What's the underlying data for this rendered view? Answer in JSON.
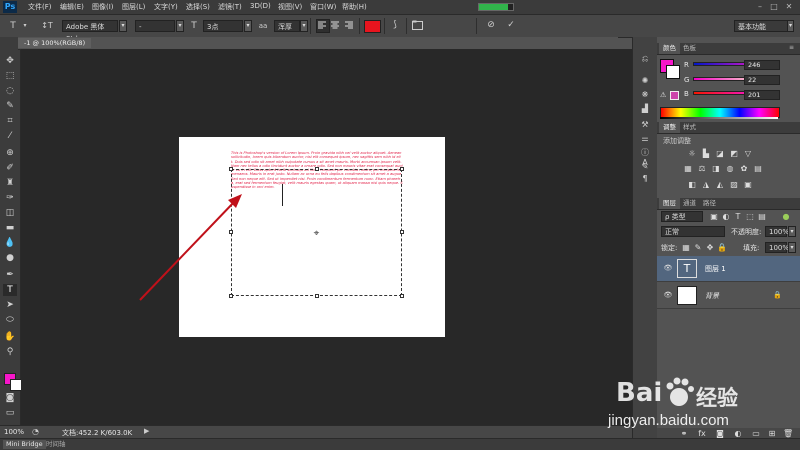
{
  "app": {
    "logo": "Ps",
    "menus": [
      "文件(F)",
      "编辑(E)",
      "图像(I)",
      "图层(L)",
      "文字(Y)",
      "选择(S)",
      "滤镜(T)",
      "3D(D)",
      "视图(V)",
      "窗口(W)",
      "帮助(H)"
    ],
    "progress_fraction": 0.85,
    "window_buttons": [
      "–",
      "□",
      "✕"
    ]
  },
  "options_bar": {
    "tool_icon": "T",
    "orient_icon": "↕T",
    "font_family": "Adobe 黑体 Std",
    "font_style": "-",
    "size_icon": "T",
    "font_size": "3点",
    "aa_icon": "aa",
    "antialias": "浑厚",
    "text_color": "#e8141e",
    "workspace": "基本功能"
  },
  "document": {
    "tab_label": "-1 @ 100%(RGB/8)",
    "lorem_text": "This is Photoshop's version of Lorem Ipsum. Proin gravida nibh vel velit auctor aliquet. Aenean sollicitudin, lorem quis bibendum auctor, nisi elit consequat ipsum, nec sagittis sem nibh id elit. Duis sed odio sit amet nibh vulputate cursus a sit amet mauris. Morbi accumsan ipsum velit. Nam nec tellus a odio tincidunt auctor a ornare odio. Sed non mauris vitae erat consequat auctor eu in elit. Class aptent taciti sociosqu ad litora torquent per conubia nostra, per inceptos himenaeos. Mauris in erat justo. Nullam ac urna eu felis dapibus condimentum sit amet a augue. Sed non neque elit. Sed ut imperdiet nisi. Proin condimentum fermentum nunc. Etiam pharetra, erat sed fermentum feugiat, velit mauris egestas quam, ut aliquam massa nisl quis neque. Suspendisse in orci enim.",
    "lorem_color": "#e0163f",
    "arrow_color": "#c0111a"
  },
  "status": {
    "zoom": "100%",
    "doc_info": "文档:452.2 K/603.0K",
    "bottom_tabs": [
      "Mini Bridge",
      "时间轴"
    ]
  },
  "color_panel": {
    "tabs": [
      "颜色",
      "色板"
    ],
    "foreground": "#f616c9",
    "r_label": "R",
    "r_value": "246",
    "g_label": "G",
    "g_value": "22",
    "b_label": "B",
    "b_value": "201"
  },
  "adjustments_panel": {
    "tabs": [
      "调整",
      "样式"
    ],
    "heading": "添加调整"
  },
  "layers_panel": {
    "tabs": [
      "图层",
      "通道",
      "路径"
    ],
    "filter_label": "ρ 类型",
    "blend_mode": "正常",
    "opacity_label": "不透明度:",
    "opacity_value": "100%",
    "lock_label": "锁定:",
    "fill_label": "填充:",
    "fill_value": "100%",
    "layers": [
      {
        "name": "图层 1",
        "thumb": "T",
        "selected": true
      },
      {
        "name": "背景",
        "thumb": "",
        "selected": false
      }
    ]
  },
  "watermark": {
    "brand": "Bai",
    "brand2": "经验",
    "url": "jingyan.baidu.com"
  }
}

---

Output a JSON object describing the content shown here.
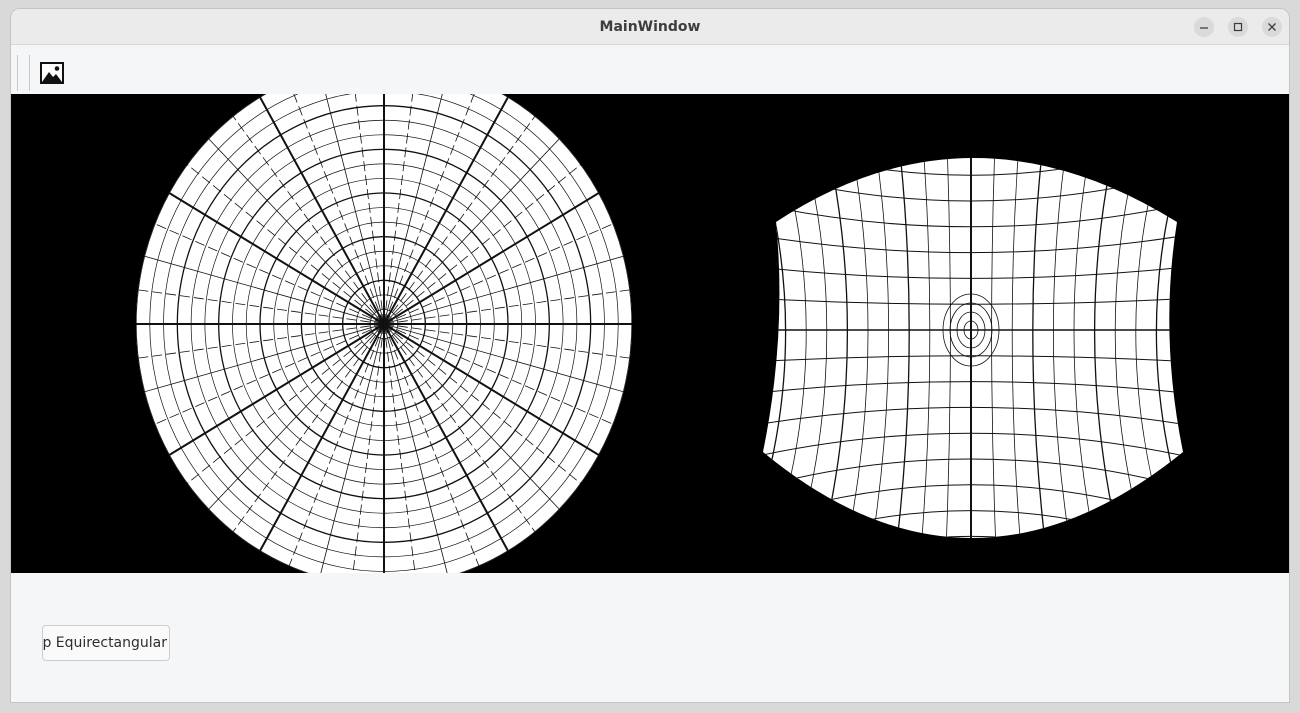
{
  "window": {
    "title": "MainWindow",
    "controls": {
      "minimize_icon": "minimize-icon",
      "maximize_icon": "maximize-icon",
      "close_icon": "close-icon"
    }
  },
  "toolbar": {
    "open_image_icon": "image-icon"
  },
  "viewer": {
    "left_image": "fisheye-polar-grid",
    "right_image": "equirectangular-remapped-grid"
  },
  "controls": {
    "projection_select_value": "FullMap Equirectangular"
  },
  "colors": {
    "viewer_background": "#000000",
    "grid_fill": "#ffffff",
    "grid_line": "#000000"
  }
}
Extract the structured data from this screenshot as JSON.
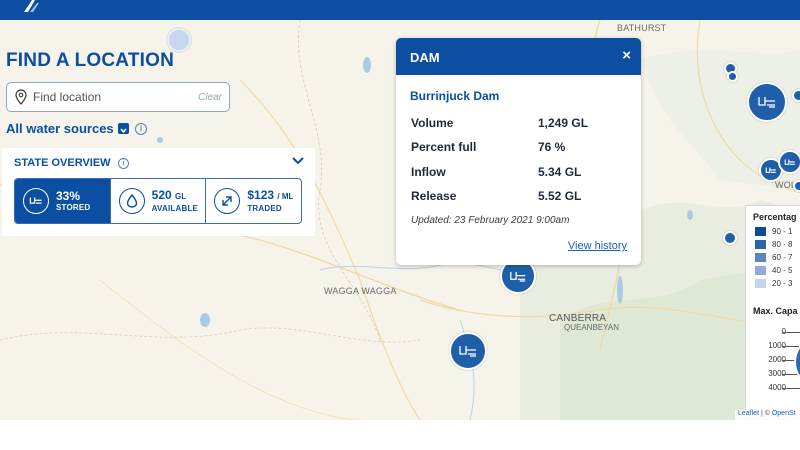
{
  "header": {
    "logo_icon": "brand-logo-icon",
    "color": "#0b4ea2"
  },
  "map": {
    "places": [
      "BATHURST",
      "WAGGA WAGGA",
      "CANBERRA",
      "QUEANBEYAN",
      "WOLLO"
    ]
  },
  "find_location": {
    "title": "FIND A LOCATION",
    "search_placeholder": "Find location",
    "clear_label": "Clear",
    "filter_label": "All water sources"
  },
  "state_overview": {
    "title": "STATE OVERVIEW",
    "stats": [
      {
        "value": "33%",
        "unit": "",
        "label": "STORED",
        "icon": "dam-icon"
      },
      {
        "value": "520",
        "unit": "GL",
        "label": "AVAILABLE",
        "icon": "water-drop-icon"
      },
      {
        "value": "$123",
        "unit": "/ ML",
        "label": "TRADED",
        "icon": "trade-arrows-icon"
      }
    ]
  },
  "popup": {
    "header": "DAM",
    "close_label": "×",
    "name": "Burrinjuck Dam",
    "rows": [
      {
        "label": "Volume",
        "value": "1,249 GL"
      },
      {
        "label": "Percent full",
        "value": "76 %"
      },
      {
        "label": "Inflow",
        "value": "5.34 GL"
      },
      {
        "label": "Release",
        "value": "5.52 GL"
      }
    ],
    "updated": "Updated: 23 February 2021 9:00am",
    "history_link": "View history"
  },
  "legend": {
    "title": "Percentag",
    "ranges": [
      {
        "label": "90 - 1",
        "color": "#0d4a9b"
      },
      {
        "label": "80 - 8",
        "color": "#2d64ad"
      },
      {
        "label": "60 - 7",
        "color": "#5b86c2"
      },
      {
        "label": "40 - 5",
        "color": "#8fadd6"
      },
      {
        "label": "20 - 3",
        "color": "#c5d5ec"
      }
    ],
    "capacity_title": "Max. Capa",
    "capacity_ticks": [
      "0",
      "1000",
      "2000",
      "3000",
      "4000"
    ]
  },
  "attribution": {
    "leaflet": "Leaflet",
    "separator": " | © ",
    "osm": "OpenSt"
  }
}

**Problem statement**: Lines of the material that contain the word "data" are to be gathered.

**Solved exercise**:
What's the underlying data for this rendered view? Answer in JSON.
Extract the structured data from this screenshot as JSON.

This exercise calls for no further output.